WORK ORDER 1
Decide whether each statement below agrees with the green bond passage. Answer yes or no for each, and quote the words from the passage that settle it.
(a) GDF Suez responded to inquiries.
(b) Vigeo states that it is not involved in project selection.
(c) Camargo Correa is the dam's main contractor.
WORK ORDER 2
In the green bond passage, what do the NGOs say they will focus on over the coming year?
WORK ORDER 3
Carry on the green bond passage from its final sentence with a further paragraph in the same reporting style.

EXERCISE PASSAGE
════

It adds that the dam is on the verge of bankruptcy and that main contractor Camargo Correa is implicated in the corruption scandal that has rocked Brazilian state oil giant Petrobras.

GDF Suez did not respond to inquiries. A spokeswoman for Vigeo said it is not involved in project selection and did not provide opinion on the project eligibility of the GDF Suez bond. It said it evaluates the issuer’s commitments at project level based on defined eligible green categories and ESG criteria for project selection concerned with fundraising.

In a recent report, GDF Suez states that green bond projects “must respect the criteria determined by GDF Suez in conjunction with Vigeo”. The eligibility criteria include assessment of project impacts on local population, health problems and cultural heritage and appropriate measures to limit, mitigate or compensate negative impacts when appropriate.

Referring to the GDF Suez issue, the NGOs conclude that the revised green bond principles was “unlikely to head off further such issuances of green bonds for destructive projects, making civil society scrutiny of the market as it develops all the more crucial”.

They recommend that the Green Bond Principles take steps to make clear that projects which come at the expense of human rights violations and significant negative social and environmental impacts should not be considered ‘green’.

The letter also notes that there has been a drop in self-labelled green bonds getting a second party review and recommends that the principles explicitly require that information on second party assurance, use of proceeds and annual reporting be placed in the public domain.

The NGOs end the letter by saying they will focus on scrutinizing the green bonds market over the coming year, and will draw attention to any example of green bonds which finance projects with negative environmental or social impacts.

════

DATA FOR ANALYSIS
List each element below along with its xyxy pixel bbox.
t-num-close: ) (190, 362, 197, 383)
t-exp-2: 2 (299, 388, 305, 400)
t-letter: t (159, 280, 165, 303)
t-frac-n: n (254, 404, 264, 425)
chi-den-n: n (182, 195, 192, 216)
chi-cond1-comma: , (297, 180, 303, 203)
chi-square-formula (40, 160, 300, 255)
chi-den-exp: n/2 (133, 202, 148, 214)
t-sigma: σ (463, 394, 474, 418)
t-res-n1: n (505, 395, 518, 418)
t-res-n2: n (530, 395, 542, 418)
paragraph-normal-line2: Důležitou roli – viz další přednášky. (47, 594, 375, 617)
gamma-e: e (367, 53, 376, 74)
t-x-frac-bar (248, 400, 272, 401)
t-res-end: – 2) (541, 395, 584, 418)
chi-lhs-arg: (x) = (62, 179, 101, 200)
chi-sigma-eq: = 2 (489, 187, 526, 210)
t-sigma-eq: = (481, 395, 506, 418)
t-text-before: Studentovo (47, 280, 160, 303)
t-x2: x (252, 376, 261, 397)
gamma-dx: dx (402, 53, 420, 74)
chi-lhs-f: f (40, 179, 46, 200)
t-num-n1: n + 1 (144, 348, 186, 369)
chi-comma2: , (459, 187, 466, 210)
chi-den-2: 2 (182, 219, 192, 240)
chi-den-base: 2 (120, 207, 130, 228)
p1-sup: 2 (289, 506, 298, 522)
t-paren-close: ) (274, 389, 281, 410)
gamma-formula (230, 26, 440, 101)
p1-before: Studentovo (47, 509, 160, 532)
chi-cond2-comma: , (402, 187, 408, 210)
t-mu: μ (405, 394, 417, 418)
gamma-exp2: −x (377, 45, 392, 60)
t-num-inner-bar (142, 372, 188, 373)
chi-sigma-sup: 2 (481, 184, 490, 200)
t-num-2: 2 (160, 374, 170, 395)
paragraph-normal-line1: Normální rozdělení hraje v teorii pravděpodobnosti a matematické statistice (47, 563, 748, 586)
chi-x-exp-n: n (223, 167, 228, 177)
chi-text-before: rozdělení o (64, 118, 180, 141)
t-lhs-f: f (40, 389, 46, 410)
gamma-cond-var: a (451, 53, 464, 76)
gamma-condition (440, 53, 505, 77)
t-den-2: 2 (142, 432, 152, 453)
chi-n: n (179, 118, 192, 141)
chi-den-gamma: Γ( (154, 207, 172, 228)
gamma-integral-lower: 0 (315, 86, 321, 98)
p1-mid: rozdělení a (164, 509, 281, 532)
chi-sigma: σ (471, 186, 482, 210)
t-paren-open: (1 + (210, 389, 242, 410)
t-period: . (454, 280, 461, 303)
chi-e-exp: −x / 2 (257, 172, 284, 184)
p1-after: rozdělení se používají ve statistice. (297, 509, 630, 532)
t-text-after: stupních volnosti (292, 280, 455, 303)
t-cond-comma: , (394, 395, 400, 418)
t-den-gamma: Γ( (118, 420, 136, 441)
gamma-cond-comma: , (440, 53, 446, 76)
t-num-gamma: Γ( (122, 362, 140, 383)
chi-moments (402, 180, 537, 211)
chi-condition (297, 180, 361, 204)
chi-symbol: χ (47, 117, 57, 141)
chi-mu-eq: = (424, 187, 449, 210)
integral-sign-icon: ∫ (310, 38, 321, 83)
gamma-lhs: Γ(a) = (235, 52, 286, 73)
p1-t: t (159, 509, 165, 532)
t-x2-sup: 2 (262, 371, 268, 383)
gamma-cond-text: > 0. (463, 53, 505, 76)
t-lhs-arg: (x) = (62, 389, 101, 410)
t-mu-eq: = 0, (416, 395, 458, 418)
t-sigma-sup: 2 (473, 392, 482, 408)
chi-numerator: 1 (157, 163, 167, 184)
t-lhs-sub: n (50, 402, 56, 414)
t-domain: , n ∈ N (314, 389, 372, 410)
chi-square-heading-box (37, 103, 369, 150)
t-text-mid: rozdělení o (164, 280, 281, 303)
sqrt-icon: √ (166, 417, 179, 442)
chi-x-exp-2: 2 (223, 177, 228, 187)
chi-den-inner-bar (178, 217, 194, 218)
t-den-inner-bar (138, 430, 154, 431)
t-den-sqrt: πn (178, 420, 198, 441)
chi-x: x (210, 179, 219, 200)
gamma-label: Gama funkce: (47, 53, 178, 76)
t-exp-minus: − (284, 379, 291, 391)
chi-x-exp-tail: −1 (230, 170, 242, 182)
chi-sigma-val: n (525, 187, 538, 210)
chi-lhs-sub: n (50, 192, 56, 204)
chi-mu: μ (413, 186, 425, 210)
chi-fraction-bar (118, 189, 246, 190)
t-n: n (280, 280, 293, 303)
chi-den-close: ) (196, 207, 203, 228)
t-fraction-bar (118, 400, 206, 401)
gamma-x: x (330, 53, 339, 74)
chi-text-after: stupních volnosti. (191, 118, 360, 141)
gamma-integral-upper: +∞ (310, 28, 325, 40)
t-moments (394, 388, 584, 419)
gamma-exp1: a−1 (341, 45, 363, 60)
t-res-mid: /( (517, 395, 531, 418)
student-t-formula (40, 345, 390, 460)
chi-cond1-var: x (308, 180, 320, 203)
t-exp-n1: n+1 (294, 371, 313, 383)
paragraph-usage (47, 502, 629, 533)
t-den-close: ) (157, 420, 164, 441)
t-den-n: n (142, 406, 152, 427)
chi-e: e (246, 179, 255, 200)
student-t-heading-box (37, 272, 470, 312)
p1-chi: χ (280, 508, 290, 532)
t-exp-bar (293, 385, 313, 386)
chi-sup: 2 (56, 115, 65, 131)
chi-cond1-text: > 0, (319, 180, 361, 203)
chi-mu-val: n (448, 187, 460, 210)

════

EXPECTED ANSWER 1
(a) No: "GDF Suez did not respond to inquiries."
(b) Yes: "it is not involved in project selection"
(c) Yes: "main contractor Camargo Correa is implicated in the corruption scandal"

EXPECTED ANSWER 2
They will focus on scrutinizing the green bonds market.

EXPECTED ANSWER 3
Dutch-based asset manager PGGM, an investor member of the principles, said the reaction of BankTrack was understandable, but said the green bond market was “in evolution”.

Sevinc Acar, Head of Beta Investment Grade Credit at PGGM, told Responsible Investor: “BankTrack’s worries about transparency and disclosure are understandable but BankTrack also has to take into consideration that this market is still in its infancy.

“It’s a market in evolution and we cannot create a revolution because this asset category is complex and new. People consciously speak of ‘different shades of green’.

“In principle the Green Bond Principles are open to any party, because the reach of a select group is too small.“And we think that it is very hard to give a good definition of what really is a green bond because this market is in evolution. In practice we see the second opinion given as a rule and not as an exception.

“The Green Bond Principles purposely opted for voluntary standards because this market is in development. Restrictive standards scare companies and investors. In panels and presentations companies share worries about their reputation. The downside risk of issuing green bonds or investing in green bonds is a lot bigger than the issue of a normal (brown) bond.”

Sean Kidney, founder of the Climate Bonds Initiative, the not-for-profit advocacy group, said it was great that NGOs such as BankTrack were engaging with green finance. But he added that the principles “never purported to address the green credentials of assets and appropriate standards by participants”.

He said, rather, they were guidelines. He went on to say that the criteria for green bonds should not be an issue decided by the finance industry: “Decisions about appropriate investment needs should be science-based,” he said. “Not opinion-based from investors, investment banks or NGOs.”

Alluding to GDF Suez, Kidney said indigenous people displacement was not a direct climate issue, but that climate issues could lead to enormous people displacement.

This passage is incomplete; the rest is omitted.